What the task requires: Copy out, unchanged, the part of the entries that opens with the line containing "wifi-icon bbox=[630, 20, 669, 54]" and closes with the line containing "Output each element", including both of those lines.

-- Begin --

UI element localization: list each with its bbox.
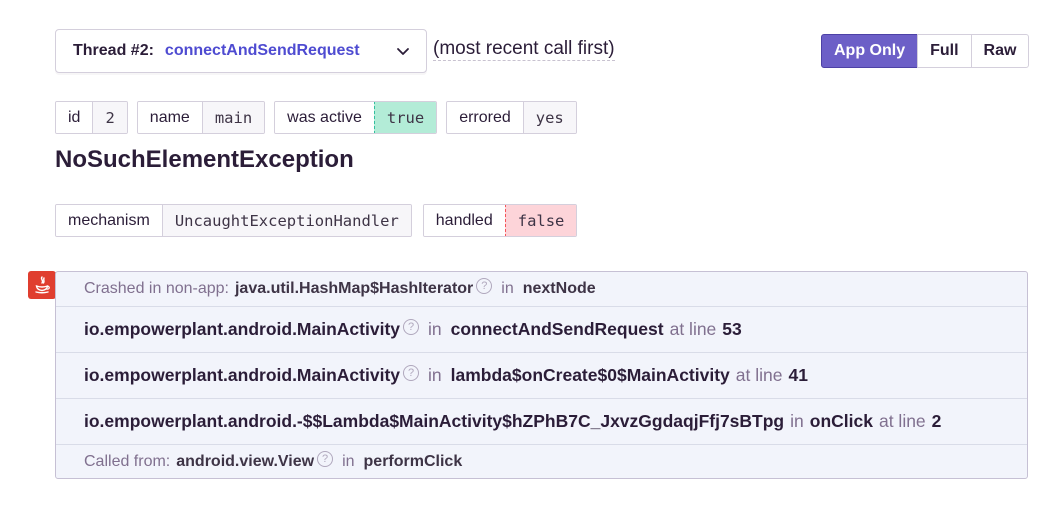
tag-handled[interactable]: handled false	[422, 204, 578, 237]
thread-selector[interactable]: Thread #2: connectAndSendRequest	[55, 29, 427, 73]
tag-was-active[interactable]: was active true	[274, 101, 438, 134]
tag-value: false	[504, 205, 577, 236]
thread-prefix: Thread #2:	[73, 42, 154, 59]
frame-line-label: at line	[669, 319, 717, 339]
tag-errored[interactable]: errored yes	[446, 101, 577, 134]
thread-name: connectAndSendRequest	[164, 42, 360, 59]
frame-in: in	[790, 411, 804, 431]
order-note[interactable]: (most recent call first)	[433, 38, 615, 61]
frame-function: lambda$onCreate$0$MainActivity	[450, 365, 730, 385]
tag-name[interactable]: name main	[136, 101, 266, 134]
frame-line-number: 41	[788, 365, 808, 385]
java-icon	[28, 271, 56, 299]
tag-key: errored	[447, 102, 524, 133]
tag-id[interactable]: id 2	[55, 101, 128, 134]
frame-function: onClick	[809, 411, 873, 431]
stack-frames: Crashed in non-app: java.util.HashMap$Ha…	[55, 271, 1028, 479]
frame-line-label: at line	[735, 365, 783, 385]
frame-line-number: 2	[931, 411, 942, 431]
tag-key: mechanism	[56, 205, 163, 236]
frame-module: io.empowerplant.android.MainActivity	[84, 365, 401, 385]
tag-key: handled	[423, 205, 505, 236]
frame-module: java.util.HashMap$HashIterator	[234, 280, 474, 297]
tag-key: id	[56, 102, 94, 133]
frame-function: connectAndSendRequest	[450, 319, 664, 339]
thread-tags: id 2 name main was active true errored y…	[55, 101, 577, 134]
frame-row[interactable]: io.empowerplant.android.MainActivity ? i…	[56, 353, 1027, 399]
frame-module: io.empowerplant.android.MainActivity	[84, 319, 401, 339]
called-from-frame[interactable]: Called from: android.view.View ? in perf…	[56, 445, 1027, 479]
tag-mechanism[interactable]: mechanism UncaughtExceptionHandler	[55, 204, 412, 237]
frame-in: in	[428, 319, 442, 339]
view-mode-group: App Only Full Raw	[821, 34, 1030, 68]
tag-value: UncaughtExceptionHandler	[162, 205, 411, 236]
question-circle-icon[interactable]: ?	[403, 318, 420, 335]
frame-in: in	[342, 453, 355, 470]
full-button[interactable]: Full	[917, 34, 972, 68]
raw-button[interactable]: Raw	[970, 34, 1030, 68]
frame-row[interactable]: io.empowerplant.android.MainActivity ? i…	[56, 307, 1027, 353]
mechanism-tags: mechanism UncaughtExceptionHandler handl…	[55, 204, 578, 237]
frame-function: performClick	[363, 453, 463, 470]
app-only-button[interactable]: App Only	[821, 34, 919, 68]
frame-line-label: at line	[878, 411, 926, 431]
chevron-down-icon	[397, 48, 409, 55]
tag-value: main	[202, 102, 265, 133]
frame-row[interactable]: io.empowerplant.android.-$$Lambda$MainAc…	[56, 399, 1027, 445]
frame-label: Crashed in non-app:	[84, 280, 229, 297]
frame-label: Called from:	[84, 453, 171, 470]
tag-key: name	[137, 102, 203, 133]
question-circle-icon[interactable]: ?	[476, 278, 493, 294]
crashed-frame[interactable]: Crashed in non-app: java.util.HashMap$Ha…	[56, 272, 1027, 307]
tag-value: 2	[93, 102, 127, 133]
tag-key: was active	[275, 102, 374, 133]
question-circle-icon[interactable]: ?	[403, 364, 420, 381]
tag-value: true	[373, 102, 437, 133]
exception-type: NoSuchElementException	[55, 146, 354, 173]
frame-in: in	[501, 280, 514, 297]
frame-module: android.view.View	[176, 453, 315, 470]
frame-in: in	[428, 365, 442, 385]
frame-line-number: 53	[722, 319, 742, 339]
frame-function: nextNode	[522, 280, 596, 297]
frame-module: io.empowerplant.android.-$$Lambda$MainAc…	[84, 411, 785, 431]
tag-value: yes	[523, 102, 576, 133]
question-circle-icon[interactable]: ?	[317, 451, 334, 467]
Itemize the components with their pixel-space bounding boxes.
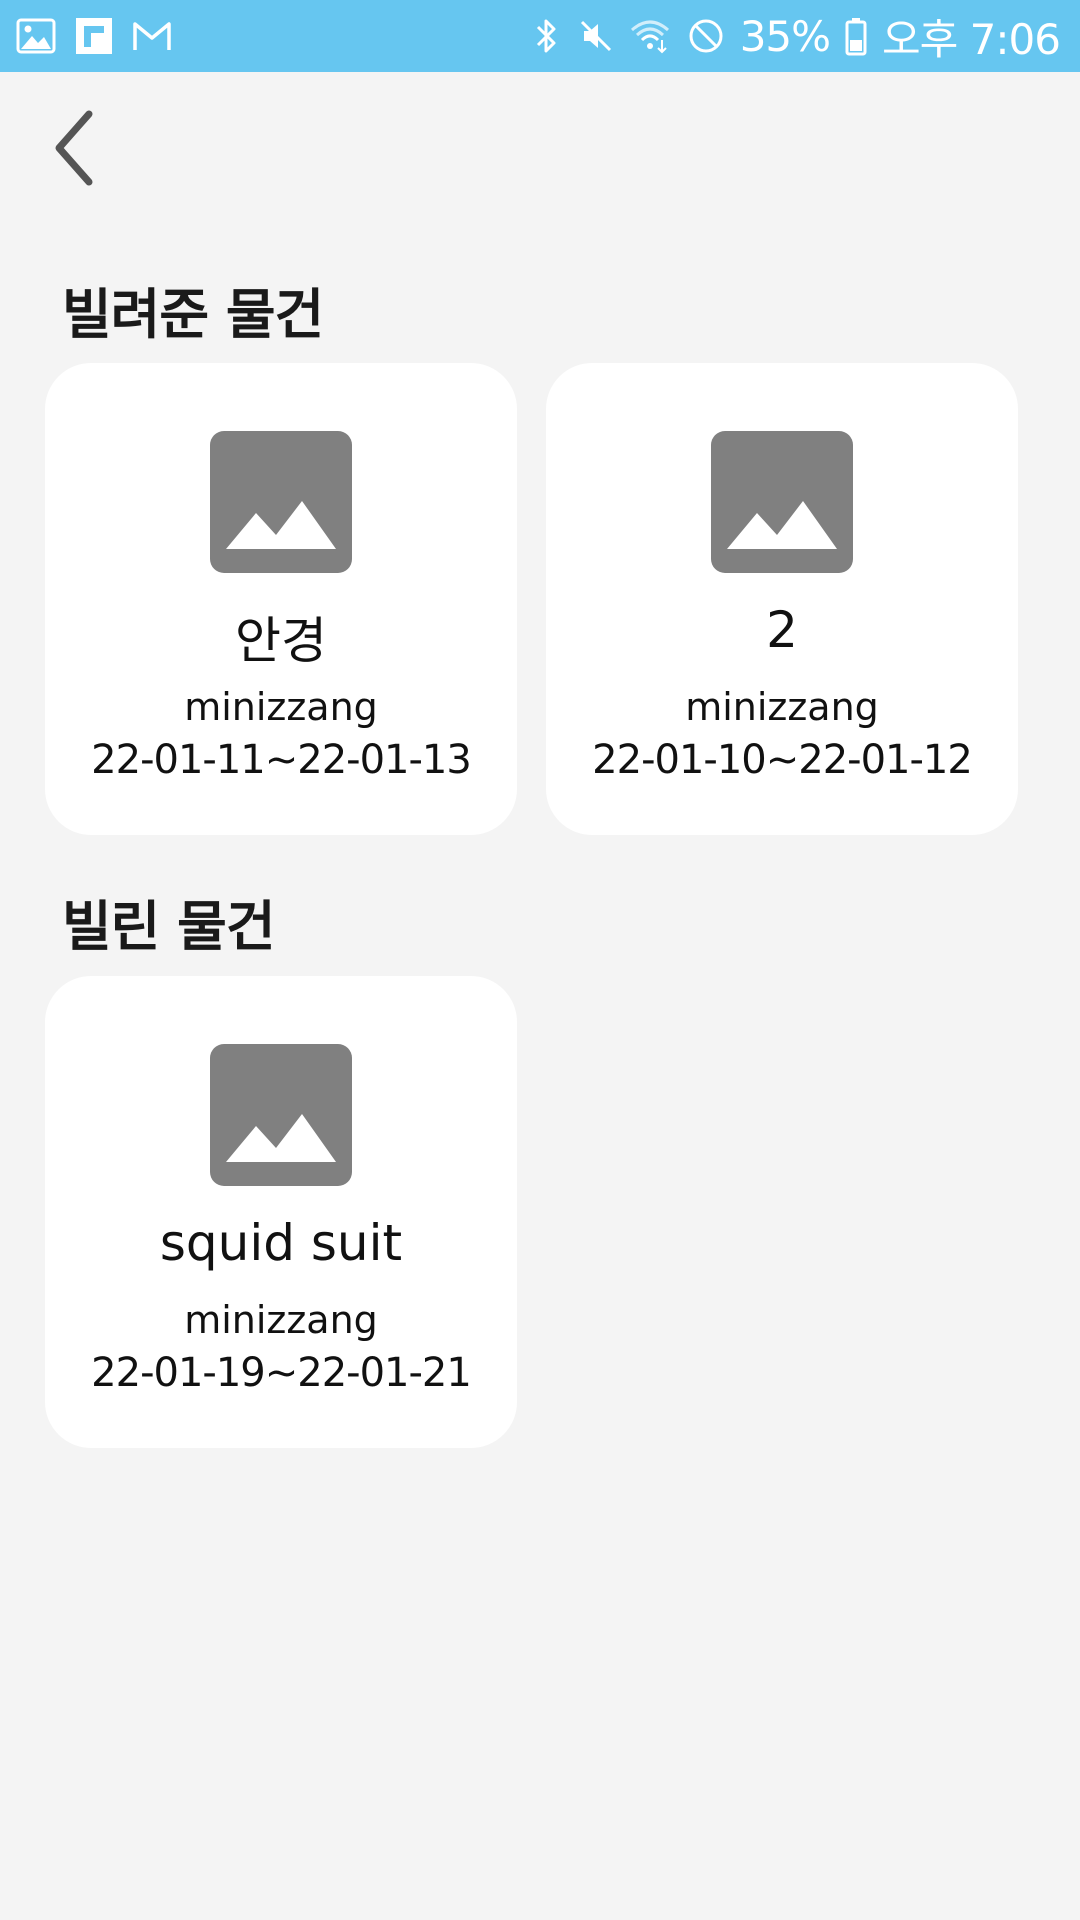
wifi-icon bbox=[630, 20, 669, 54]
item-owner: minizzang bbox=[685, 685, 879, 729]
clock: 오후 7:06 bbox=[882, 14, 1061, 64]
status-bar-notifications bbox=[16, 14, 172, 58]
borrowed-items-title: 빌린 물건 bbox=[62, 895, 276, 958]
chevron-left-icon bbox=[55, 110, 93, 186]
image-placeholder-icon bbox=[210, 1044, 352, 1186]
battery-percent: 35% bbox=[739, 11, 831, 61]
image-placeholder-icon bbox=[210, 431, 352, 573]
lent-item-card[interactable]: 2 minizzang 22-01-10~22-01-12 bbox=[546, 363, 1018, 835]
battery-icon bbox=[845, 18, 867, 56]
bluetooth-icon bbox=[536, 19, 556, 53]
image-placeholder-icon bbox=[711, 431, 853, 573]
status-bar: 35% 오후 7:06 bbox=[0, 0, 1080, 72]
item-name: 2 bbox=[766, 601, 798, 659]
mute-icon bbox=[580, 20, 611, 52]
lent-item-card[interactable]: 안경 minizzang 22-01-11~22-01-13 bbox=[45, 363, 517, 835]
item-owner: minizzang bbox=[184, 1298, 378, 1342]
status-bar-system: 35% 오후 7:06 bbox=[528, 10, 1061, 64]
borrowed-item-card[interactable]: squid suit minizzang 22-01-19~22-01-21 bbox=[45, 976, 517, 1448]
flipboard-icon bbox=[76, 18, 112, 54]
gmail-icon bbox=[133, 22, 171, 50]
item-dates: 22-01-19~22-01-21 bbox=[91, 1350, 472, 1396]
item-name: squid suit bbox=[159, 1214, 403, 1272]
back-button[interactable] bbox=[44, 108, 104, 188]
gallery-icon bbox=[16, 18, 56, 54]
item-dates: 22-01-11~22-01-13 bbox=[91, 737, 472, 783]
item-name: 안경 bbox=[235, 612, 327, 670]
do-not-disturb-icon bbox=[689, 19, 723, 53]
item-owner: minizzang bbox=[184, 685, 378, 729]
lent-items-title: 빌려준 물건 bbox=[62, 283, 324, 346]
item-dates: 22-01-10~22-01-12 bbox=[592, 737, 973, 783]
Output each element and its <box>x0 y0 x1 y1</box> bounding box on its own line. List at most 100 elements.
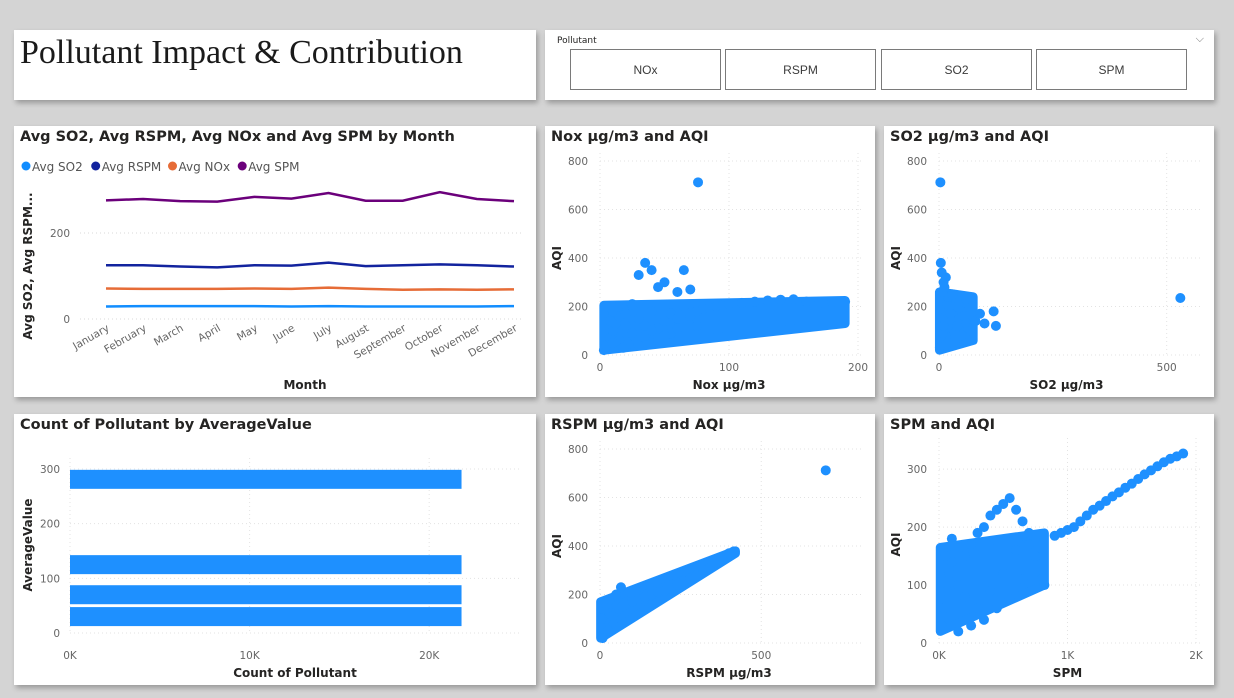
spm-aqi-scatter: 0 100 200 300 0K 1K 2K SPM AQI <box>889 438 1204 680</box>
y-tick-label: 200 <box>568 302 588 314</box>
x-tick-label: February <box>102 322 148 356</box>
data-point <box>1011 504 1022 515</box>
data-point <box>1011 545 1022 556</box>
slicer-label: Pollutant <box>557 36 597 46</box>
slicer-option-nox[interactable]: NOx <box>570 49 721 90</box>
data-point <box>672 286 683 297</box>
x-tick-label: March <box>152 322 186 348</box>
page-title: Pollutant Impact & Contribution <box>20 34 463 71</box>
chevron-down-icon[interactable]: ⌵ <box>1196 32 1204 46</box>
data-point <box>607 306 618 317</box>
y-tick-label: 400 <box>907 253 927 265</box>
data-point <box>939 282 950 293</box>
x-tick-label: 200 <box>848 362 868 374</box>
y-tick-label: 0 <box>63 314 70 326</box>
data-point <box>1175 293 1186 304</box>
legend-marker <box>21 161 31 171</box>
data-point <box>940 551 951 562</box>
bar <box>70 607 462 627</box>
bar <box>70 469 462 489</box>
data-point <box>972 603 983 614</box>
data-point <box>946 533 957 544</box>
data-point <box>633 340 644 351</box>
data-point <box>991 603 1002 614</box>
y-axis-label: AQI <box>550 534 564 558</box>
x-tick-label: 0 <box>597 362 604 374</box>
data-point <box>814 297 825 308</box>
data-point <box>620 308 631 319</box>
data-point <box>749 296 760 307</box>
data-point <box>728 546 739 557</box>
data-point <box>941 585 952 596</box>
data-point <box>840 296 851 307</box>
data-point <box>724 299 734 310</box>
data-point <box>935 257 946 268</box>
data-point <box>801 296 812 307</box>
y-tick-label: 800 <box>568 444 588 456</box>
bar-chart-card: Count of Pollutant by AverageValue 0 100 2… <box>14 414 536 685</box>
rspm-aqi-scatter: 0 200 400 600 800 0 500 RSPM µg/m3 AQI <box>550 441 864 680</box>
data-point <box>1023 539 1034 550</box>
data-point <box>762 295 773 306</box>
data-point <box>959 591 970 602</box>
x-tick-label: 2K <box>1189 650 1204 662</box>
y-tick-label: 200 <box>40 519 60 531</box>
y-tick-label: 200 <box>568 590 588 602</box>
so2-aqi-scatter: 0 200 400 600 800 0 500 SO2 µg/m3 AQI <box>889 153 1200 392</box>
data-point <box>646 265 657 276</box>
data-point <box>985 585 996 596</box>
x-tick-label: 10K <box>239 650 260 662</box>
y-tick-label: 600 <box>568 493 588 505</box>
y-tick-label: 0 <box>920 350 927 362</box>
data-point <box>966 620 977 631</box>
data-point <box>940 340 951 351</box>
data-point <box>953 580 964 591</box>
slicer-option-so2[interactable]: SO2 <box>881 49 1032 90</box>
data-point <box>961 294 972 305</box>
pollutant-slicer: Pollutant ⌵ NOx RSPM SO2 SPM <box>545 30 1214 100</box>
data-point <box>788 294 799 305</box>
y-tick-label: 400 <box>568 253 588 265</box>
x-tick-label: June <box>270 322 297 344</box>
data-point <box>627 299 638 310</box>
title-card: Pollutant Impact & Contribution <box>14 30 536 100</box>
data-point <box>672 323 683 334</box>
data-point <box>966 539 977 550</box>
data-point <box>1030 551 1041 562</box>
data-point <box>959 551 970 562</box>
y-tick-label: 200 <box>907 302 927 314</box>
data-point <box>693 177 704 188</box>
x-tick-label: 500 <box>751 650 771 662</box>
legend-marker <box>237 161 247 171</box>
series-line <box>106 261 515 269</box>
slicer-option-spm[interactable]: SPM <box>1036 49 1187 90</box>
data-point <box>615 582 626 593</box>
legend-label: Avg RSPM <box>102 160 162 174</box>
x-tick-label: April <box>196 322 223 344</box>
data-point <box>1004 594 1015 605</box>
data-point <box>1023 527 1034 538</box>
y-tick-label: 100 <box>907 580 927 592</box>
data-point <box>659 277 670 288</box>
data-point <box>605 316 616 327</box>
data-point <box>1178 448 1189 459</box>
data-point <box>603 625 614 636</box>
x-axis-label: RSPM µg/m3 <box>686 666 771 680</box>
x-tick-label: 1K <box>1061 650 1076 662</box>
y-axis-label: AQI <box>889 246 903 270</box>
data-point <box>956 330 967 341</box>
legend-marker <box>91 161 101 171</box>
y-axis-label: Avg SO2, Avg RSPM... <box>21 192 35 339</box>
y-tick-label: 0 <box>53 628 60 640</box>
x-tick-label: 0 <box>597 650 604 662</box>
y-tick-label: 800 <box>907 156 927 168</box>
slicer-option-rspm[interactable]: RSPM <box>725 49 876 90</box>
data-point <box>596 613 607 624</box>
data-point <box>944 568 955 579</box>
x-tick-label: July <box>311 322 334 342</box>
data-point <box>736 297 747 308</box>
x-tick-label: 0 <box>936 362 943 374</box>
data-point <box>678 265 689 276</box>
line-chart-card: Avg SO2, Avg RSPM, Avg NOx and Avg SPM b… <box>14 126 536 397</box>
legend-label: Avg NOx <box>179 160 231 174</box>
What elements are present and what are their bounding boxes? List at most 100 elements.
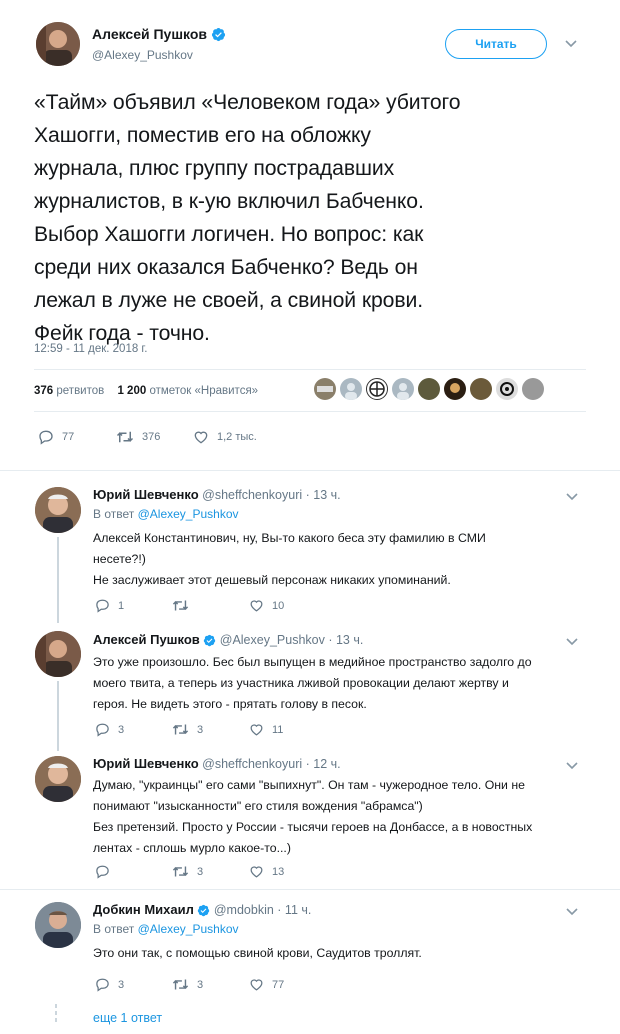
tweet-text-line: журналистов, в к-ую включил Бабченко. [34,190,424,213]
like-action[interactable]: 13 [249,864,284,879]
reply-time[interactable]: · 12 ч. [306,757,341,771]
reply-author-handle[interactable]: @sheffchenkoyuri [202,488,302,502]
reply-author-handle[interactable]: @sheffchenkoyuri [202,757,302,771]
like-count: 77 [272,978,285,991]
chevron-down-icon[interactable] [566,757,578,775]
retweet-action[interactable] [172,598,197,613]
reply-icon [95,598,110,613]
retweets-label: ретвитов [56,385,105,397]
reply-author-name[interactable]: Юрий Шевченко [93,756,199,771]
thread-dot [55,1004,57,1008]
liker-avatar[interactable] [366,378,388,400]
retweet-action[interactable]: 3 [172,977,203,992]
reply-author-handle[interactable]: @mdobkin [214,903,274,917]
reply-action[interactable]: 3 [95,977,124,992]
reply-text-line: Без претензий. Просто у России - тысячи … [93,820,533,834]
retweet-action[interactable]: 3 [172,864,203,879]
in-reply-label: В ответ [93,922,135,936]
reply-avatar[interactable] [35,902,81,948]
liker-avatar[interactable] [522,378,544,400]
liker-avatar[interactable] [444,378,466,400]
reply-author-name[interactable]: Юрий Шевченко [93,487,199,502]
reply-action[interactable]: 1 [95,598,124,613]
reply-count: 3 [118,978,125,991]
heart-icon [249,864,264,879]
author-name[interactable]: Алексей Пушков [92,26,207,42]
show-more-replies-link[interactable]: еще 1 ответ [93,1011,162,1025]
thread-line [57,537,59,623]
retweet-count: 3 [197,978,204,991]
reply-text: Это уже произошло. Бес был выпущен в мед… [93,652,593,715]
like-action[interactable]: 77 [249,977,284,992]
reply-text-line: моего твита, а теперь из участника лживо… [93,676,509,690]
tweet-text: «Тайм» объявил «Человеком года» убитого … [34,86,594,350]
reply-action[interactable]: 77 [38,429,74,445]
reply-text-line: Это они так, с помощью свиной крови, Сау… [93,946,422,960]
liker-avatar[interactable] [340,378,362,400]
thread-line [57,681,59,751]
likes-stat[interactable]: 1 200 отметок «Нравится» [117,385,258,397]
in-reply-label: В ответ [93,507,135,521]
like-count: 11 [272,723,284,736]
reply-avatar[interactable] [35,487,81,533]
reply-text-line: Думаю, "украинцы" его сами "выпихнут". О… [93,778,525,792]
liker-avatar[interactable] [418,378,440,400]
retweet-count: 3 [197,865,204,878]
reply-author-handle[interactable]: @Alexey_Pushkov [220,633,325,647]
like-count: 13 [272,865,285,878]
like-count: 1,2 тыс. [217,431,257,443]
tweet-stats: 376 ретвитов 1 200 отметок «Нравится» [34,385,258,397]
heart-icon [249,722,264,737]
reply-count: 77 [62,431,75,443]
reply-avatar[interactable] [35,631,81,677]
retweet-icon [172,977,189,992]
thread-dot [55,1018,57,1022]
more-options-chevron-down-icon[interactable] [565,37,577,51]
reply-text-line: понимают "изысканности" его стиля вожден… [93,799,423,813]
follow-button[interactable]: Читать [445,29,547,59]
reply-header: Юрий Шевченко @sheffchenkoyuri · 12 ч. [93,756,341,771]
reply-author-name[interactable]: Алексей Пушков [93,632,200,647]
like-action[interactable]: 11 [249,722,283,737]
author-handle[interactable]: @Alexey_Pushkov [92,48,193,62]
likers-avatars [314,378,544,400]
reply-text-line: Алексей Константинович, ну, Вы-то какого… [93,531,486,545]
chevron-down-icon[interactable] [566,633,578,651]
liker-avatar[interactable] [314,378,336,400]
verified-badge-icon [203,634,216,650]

-- End --

Exercise result:
wifi-icon bbox=[630, 20, 669, 54]
item-owner: minizzang bbox=[685, 685, 879, 729]
clock: 오후 7:06 bbox=[882, 14, 1061, 64]
status-bar-notifications bbox=[16, 14, 172, 58]
borrowed-items-title: 빌린 물건 bbox=[62, 895, 276, 958]
chevron-left-icon bbox=[55, 110, 93, 186]
image-placeholder-icon bbox=[210, 1044, 352, 1186]
battery-percent: 35% bbox=[739, 11, 831, 61]
image-placeholder-icon bbox=[210, 431, 352, 573]
lent-item-card[interactable]: 2 minizzang 22-01-10~22-01-12 bbox=[546, 363, 1018, 835]
battery-icon bbox=[845, 18, 867, 56]
bluetooth-icon bbox=[536, 19, 556, 53]
image-placeholder-icon bbox=[711, 431, 853, 573]
status-bar: 35% 오후 7:06 bbox=[0, 0, 1080, 72]
item-name: 2 bbox=[766, 601, 798, 659]
mute-icon bbox=[580, 20, 611, 52]
lent-item-card[interactable]: 안경 minizzang 22-01-11~22-01-13 bbox=[45, 363, 517, 835]
item-owner: minizzang bbox=[184, 1298, 378, 1342]
status-bar-system: 35% 오후 7:06 bbox=[528, 10, 1061, 64]
borrowed-item-card[interactable]: squid suit minizzang 22-01-19~22-01-21 bbox=[45, 976, 517, 1448]
flipboard-icon bbox=[76, 18, 112, 54]
gmail-icon bbox=[133, 22, 171, 50]
item-dates: 22-01-19~22-01-21 bbox=[91, 1350, 472, 1396]
item-name: squid suit bbox=[159, 1214, 403, 1272]
back-button[interactable] bbox=[44, 108, 104, 188]
gallery-icon bbox=[16, 18, 56, 54]
item-dates: 22-01-11~22-01-13 bbox=[91, 737, 472, 783]
item-name: 안경 bbox=[235, 612, 327, 670]
do-not-disturb-icon bbox=[689, 19, 723, 53]
item-owner: minizzang bbox=[184, 685, 378, 729]
lent-items-title: 빌려준 물건 bbox=[62, 283, 324, 346]
item-dates: 22-01-10~22-01-12 bbox=[592, 737, 973, 783]
Output each element and its <box>x0 y0 x1 y1</box> bounding box on its own line. List at most 100 elements.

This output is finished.